That featured Eva Dahlbeck and Gunnar Björnstrand, so it’s no surprise to see them popping up again as the leads here: their comic chemistry was already a matter of public record, and it must have made sense to Bergman to play safe with his casting. In fact, collaboration in general: Bergman wrote their parts specifically for them, and their own input might well have qualified for a co-writing credit if it had gone to any kind of arbitration. (In both Images: My Life in Film, and the introduction to the film that he recorded with Marie Nyreröd – included on the Criterion edition - Bergman describes how Dahlbeck and Björnstrand took a scene that they all agreed had completely failed to catch fire on the page, rewrote it in an hour and brought it vividly to life.)

- **Goal of the exercise**:
Print the passage on Bergman's casting of Dahlbeck and Björnstrand between "That featured Eva" and "vividly to life.)", inclusive, without changing a word. The records that come after this text have no connection to it.

- **Dataset rows**:

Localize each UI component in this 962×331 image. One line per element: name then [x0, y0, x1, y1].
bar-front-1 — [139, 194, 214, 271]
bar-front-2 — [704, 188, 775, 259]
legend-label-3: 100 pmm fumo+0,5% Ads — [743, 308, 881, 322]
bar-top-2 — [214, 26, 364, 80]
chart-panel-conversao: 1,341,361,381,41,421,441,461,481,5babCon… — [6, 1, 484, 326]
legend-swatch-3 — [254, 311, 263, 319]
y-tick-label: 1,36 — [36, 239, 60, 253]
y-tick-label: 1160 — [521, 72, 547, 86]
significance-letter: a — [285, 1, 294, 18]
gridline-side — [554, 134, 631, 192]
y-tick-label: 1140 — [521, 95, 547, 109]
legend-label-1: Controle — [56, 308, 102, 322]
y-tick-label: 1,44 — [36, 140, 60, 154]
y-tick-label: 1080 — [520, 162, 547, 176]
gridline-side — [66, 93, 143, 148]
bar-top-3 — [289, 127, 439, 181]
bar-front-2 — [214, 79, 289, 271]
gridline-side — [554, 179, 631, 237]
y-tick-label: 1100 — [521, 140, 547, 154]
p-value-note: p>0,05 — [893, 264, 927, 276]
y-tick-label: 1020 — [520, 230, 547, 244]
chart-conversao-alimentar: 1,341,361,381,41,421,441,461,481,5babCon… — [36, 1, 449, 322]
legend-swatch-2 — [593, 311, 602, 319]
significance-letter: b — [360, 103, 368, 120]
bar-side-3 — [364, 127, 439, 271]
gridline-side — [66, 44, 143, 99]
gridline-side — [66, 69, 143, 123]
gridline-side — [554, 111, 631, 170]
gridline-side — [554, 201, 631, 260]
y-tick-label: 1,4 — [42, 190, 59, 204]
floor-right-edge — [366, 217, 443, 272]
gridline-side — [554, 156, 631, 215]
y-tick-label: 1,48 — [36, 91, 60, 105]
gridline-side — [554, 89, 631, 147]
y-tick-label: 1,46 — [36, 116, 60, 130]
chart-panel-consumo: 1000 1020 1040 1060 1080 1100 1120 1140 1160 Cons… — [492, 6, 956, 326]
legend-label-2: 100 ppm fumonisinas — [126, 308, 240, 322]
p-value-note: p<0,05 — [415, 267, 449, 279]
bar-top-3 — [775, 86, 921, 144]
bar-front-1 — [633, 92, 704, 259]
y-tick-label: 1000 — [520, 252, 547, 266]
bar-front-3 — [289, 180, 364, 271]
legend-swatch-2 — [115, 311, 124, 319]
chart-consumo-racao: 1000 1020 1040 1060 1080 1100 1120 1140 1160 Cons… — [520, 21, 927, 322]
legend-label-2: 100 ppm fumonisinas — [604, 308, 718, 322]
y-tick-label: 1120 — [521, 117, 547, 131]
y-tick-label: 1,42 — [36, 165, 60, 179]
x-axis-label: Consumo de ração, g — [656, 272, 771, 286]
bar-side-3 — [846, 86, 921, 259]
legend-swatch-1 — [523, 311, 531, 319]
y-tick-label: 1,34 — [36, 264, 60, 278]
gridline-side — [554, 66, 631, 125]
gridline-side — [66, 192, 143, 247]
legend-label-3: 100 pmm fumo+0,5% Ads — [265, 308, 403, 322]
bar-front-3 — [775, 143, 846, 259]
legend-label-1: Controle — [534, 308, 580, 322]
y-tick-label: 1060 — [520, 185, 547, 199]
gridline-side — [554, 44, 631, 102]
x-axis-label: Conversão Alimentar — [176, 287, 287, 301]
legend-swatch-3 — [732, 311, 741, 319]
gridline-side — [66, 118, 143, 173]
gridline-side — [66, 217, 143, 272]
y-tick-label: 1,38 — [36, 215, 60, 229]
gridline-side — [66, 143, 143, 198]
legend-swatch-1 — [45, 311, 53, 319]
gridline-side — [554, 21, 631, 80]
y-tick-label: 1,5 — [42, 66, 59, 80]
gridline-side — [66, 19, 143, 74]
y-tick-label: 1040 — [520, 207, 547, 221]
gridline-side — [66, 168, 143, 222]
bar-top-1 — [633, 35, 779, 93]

- **Completed task**:
That featured Eva Dahlbeck and Gunnar Björnstrand, so it’s no surprise to see them popping up again as the leads here: their comic chemistry was already a matter of public record, and it must have made sense to Bergman to play safe with his casting. In fact, collaboration in general: Bergman wrote their parts specifically for them, and their own input might well have qualified for a co-writing credit if it had gone to any kind of arbitration. (In both Images: My Life in Film, and the introduction to the film that he recorded with Marie Nyreröd – included on the Criterion edition - Bergman describes how Dahlbeck and Björnstrand took a scene that they all agreed had completely failed to catch fire on the page, rewrote it in an hour and brought it vividly to life.)